WHAT TO DO: Pick out each line with the word "Less" from the material that follows.

Stored data

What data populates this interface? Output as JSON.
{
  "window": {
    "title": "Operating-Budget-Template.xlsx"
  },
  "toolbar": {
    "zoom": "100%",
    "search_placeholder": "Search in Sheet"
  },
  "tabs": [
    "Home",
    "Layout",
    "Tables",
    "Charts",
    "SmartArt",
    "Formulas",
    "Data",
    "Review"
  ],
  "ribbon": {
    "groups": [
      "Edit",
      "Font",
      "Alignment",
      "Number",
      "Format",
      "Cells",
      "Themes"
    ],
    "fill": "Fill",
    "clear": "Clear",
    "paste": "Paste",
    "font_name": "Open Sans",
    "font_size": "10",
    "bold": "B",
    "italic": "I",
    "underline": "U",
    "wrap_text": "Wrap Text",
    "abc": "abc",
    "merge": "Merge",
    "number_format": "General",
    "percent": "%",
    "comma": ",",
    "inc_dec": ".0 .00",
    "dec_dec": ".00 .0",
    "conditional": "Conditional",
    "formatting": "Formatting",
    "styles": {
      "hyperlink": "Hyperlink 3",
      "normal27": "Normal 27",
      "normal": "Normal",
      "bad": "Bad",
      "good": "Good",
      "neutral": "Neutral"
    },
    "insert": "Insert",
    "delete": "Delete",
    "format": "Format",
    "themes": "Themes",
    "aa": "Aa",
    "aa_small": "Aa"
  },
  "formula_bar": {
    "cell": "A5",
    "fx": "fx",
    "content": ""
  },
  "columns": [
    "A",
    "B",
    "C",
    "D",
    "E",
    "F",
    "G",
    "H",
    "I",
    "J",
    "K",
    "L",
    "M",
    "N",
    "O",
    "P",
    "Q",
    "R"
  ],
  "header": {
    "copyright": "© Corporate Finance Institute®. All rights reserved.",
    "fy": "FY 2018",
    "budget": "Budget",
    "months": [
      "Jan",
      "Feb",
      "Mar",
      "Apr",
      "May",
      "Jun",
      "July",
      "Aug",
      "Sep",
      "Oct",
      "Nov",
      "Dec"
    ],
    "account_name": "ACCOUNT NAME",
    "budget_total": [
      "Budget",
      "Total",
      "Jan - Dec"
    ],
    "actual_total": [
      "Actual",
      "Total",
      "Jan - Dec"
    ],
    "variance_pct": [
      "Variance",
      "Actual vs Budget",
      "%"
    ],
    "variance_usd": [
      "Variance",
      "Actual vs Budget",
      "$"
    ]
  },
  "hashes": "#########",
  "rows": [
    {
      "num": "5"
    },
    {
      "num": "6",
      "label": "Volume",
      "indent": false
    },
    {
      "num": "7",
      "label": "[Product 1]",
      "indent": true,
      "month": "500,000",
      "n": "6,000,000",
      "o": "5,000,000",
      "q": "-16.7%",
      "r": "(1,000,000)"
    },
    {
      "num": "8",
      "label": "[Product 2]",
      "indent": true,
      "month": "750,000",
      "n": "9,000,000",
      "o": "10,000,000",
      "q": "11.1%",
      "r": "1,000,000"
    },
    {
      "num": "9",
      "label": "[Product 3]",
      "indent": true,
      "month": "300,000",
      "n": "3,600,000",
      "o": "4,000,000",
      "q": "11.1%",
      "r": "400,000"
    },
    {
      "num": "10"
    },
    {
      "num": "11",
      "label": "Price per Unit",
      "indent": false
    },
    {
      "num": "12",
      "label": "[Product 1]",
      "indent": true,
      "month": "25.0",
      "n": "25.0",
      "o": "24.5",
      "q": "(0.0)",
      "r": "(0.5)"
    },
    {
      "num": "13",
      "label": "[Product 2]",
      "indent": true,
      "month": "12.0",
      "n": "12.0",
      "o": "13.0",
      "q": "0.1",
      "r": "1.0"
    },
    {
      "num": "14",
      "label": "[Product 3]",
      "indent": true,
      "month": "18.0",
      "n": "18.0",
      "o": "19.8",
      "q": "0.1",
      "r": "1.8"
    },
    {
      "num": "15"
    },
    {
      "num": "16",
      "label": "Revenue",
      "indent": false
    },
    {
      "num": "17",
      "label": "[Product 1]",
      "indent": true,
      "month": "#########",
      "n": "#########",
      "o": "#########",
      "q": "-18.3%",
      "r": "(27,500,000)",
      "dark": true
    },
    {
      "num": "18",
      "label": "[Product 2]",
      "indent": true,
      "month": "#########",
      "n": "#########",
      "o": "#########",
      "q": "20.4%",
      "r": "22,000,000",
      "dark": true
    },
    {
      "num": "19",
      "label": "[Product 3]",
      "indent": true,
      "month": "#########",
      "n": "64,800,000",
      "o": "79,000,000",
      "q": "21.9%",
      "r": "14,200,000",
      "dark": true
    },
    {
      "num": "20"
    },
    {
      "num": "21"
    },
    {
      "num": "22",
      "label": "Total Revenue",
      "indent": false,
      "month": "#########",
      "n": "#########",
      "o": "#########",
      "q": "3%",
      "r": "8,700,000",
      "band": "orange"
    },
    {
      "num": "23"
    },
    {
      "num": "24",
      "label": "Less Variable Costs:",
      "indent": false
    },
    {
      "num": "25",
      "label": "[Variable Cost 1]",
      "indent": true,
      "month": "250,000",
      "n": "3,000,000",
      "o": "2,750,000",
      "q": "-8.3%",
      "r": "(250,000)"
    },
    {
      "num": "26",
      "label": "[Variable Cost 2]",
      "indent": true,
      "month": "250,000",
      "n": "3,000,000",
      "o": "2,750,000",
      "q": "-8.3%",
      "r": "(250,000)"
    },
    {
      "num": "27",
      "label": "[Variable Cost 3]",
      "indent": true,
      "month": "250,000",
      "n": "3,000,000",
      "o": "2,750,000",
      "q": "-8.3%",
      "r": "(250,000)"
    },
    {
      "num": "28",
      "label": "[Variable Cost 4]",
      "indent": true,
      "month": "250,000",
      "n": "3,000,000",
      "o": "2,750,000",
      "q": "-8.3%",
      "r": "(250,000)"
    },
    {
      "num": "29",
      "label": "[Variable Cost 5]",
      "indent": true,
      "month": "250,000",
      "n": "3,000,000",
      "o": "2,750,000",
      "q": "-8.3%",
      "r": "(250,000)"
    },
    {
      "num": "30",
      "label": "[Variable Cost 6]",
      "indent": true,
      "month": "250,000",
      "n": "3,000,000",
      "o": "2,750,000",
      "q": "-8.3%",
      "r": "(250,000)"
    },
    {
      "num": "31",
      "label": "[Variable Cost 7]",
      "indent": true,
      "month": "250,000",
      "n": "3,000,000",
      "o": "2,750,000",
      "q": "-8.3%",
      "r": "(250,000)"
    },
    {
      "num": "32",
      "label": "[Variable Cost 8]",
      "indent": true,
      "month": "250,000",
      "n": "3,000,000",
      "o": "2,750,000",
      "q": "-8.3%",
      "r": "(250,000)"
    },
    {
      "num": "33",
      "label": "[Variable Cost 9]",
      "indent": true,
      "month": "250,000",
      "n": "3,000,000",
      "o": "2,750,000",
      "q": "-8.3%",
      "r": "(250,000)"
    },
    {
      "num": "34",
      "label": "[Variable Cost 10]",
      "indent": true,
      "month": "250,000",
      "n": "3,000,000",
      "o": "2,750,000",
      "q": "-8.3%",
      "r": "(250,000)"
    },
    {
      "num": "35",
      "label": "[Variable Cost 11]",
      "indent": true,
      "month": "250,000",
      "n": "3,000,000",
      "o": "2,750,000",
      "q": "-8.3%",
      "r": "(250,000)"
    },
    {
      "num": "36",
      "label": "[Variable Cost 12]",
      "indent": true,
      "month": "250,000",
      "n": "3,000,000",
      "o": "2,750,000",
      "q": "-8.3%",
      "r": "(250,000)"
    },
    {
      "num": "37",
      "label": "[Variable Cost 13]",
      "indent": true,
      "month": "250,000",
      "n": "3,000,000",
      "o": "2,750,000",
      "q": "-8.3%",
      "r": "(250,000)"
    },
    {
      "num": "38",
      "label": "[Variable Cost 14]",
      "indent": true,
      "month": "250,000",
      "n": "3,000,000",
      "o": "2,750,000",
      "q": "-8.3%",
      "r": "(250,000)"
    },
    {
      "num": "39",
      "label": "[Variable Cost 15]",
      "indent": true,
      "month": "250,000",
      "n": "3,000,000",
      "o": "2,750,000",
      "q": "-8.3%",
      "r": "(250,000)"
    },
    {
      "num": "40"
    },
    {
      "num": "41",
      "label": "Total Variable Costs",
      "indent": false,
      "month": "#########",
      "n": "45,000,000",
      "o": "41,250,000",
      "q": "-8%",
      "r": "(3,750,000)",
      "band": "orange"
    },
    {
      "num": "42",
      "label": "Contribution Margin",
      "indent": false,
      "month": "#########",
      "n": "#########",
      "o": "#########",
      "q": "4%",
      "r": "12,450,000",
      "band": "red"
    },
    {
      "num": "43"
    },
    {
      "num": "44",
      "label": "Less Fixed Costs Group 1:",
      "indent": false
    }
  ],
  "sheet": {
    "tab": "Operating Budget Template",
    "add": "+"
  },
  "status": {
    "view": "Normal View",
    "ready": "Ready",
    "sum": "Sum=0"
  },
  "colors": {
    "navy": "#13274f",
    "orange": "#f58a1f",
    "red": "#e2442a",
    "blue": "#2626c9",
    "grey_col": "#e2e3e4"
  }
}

RESULT:
      "label": "Less Variable Costs:",
      "label": "Less Fixed Costs Group 1:",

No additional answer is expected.